## GOAL OF THE EXERCISE
Select and copy out every line in the records containing "System".

## SUPPLIED RECORDS
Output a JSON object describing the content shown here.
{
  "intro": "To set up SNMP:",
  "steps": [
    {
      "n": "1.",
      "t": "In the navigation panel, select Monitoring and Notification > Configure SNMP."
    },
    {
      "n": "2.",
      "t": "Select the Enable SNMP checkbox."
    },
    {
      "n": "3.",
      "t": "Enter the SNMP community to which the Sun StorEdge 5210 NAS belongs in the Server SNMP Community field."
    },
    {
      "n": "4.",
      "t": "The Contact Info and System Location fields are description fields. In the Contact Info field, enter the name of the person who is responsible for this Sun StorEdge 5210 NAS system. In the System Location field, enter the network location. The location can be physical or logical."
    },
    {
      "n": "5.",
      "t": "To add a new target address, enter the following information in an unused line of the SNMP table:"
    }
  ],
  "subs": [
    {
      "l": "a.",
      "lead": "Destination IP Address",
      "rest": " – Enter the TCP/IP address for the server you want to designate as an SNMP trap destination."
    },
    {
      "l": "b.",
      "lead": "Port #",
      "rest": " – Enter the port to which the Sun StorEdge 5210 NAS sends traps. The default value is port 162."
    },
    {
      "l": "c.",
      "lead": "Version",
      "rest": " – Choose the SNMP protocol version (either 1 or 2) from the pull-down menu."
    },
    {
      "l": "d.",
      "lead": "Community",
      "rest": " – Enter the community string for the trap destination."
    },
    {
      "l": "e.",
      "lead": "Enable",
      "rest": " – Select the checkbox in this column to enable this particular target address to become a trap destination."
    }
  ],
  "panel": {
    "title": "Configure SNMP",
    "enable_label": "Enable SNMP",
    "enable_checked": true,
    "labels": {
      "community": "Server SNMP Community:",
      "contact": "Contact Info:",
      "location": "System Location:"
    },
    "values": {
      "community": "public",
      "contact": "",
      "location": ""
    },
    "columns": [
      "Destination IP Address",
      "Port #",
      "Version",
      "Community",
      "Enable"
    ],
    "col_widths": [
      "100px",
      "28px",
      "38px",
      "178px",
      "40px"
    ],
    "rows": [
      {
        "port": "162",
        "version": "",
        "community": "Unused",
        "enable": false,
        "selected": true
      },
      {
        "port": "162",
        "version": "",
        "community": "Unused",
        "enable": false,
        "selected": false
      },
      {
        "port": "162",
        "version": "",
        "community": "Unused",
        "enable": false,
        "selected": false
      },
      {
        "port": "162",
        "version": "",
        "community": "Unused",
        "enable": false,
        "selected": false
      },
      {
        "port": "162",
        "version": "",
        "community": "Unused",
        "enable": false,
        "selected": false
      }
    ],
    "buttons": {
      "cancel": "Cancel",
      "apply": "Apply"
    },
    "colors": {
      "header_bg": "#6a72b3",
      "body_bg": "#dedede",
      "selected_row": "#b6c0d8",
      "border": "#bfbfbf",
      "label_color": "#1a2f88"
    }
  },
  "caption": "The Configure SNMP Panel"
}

## TASK SOLUTION
      "t": "The Contact Info and System Location fields are description fields. In the Contact Info field, enter the name of the person who is responsible for this Sun StorEdge 5210 NAS system. In the System Location field, enter the network location. The location can be physical or logical."
      "location": "System Location:"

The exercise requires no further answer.